Consignes:
A) Réécrivez plus brièvement le paragraphe du texte de conseils aux écrivains qui commence par « Ne vous fâchez pas s’ils vous demandent », en conservant ses faits essentiels.
B) Dans le texte de conseils aux écrivains, à quel personnage les amis non-écrivains assimilent-ils l’écrivain ?
C) Poursuivez le texte de conseils aux écrivains à partir de l’endroit où il s’arrête.

Document source:
═══
Tu écris toujours ? (37)

Conseils aux écrivains qui ont encore des amis non-écrivains et non-littéraires

Si vous êtes écrivain et que vous avez encore des amis non-écrivains et non-littéraires, voici quelques conseils pour les garder.
Ne vous fâchez pas s’ils vous demandent : “Tu écris toujours ?” mais rien ne vous oblige à répondre à la question. Feignez de ne pas avoir entendu ou répondez à côté. Ils n’en seront point étonnés car ils pensent que l’écrivain est distrait et qu’il adopte souvent des comportements étranges. Pour eux, un écrivain est une sorte de professeur Tournesol. En moins rigolo.
Au cours d’un dîner avec vos amis, ne faites pas l’écrivain. Montrez que vous êtes capable de vous intéresser à autre chose qu’à la littérature, même si ce n’est pas vrai.
Par exemple, dans une conversation qui vous ennuie, n’essayez pas de glisser, l’air de rien, une petite citation pour faire dévier les sujets abordés vers le seul (la littérature) qui vous fasse oublier votre assiette, votre verre ou le décolleté d’une amie de vos amis.
Ne parlez de vos travaux en cours que si l’on vous encourage à le faire (et soyez bref), sauf s’il s’agit de la rénovation de votre cuisine ou de la construction d’un clapier pour le lapin soi-disant nain qui a mangé la moitié de votre dernier manuscrit.
═══
Données:
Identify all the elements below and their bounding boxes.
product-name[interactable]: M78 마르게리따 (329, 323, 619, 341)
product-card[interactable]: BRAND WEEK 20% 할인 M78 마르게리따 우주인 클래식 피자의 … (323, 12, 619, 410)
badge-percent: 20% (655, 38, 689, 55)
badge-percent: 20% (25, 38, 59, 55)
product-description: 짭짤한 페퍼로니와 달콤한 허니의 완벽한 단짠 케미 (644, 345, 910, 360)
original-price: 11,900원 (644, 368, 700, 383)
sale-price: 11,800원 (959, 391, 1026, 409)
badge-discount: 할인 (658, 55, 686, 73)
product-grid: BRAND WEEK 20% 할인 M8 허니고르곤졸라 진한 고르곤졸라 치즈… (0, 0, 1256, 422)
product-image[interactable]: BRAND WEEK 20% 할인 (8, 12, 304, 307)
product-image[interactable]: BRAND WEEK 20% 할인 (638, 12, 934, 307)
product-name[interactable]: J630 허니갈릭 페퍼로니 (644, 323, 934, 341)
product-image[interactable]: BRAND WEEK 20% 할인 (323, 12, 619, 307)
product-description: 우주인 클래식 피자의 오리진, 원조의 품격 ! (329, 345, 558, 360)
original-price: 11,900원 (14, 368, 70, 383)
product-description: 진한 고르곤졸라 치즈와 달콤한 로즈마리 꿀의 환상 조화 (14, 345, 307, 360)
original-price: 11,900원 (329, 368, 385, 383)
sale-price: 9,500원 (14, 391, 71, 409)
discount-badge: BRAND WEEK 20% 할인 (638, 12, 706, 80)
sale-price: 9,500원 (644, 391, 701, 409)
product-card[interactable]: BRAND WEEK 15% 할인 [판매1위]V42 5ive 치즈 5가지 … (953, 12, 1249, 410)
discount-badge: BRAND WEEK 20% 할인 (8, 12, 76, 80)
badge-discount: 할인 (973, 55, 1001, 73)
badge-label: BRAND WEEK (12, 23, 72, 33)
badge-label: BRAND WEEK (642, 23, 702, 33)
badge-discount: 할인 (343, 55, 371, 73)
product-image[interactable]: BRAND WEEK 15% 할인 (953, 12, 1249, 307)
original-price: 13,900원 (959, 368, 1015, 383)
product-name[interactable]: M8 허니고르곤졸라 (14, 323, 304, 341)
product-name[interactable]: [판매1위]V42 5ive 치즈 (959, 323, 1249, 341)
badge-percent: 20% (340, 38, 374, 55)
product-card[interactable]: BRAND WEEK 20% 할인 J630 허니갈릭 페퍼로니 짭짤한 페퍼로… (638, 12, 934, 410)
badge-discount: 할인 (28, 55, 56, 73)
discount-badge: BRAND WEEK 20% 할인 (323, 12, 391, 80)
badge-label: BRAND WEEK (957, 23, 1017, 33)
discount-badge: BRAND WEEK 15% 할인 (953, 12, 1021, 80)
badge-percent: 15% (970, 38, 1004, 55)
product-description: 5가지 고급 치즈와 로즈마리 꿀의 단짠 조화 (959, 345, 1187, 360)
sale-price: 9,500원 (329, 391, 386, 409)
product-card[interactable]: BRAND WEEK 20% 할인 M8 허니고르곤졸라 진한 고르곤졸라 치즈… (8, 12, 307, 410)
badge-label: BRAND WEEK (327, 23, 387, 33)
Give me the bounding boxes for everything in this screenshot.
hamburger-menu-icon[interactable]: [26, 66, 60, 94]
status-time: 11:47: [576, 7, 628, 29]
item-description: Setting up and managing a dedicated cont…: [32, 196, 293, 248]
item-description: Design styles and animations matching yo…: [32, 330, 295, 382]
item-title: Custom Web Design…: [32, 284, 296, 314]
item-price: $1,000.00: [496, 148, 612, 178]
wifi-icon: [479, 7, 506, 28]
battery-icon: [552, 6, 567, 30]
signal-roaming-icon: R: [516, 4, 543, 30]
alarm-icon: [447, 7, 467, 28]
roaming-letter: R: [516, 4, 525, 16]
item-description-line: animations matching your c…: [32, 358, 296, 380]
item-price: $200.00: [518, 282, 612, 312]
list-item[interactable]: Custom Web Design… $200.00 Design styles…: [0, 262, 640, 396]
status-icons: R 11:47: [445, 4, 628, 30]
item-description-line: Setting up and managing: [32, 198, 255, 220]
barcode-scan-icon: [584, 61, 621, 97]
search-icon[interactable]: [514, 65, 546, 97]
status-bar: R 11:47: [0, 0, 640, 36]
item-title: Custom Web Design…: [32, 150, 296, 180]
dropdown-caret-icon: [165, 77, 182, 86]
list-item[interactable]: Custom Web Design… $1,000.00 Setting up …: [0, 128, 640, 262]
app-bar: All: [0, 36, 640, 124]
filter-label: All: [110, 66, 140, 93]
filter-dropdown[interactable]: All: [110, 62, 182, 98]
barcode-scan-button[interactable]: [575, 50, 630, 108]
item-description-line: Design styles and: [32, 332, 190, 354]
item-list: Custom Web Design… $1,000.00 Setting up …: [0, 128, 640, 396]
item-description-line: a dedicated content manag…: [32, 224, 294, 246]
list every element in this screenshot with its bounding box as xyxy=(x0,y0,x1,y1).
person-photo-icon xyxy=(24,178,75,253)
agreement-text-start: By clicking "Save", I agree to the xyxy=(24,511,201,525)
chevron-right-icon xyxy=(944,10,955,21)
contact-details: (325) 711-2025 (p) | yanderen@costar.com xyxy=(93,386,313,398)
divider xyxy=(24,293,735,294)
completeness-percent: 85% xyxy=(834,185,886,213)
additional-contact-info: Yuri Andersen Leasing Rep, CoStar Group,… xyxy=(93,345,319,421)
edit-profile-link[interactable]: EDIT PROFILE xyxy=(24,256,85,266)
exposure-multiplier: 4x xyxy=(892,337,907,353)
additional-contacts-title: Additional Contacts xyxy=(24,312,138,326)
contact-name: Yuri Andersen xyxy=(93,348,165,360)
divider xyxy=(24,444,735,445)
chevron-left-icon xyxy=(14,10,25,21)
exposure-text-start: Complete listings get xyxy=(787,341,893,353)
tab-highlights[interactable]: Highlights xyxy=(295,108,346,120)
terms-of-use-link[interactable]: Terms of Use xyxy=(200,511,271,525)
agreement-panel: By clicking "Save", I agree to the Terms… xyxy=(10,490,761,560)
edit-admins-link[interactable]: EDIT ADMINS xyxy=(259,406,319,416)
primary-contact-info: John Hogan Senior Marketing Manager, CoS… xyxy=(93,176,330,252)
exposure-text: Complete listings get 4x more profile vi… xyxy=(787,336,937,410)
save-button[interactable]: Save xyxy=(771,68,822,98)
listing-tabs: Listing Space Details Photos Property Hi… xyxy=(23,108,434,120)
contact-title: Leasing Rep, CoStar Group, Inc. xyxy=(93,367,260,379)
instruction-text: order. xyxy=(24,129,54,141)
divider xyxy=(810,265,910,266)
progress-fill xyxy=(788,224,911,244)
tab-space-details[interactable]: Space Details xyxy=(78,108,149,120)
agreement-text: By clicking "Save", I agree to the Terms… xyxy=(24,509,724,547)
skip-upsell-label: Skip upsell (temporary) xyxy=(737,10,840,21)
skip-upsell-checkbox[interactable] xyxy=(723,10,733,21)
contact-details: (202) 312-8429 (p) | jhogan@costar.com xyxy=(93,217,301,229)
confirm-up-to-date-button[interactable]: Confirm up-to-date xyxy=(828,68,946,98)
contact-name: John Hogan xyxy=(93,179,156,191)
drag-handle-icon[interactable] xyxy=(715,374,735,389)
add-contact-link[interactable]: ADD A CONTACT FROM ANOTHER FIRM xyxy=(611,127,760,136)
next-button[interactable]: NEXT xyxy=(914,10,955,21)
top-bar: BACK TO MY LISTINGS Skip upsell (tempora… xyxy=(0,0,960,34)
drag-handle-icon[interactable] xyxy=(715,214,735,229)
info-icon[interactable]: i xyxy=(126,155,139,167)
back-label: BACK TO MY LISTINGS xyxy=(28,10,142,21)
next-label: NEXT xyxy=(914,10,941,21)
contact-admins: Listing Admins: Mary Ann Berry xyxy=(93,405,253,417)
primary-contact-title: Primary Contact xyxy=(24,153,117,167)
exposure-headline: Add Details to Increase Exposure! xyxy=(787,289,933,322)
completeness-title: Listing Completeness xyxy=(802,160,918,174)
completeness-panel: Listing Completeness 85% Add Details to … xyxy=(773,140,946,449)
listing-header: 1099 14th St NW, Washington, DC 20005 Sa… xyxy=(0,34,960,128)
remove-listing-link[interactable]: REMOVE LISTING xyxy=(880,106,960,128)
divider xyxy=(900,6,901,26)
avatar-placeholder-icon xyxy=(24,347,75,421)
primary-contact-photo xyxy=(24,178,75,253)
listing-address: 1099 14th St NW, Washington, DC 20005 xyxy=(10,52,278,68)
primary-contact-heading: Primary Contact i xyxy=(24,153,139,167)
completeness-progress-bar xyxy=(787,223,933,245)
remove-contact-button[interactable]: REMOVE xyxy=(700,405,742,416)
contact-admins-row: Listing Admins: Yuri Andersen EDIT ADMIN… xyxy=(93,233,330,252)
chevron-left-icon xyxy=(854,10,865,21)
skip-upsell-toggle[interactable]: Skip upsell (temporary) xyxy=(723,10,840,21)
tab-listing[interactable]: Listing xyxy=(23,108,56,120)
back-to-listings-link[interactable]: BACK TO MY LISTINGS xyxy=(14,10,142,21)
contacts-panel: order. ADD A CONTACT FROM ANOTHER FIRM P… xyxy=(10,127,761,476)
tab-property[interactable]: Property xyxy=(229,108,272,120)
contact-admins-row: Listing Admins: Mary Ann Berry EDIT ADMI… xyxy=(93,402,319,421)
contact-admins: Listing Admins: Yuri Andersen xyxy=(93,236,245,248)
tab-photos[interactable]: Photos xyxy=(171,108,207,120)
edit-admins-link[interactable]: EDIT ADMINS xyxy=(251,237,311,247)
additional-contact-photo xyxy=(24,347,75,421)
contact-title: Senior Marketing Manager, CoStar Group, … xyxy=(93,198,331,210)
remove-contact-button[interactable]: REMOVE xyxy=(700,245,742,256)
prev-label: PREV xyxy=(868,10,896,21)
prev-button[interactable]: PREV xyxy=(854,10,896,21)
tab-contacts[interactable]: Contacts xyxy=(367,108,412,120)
═══
Réponses attendues:
A) Ne vous vexez pas si vos amis vous demandent « Tu écris toujours ? ». Rien ne vous oblige à répondre : faites mine de ne pas entendre ou répondez à côté. Cela ne les surprendra pas, car ils voient l’écrivain comme un distrait aux comportements étranges, une sorte de professeur Tournesol en moins rigolo.

B) À une sorte de professeur Tournesol, en moins rigolo.

C)
Vos amis ont sûrement des enfants. Le soir, avant le dîner, ne lisez pas de contes aux petits pour les aider à s’endormir, surtout s’ils sont de vous (les contes, pas les petits).
Si vous avez quand même lu un conte de votre invention aux enfants de vos amis pour les aider à s’endormir sous prétexte que l’apéro s’éternise et que vous avez les crocs et que, du coup, il ne peuvent plus dormir du tout, ne dites pas que le conte est de vous.
Si vous vous êtes tout de même vanté d’être l’auteur du conte qui a terrorisé les enfants de vos amis au lieu de les bercer et que leur mère vous fait la tête, concentrez-vous sur votre verre, votre assiette ou... Oh, et puis démerdez-vous.
Chez vos amis, quelques situations délicates peuvent se présenter. Si cela se produit, tant pis. Si cela ne se produit pas, tant mieux !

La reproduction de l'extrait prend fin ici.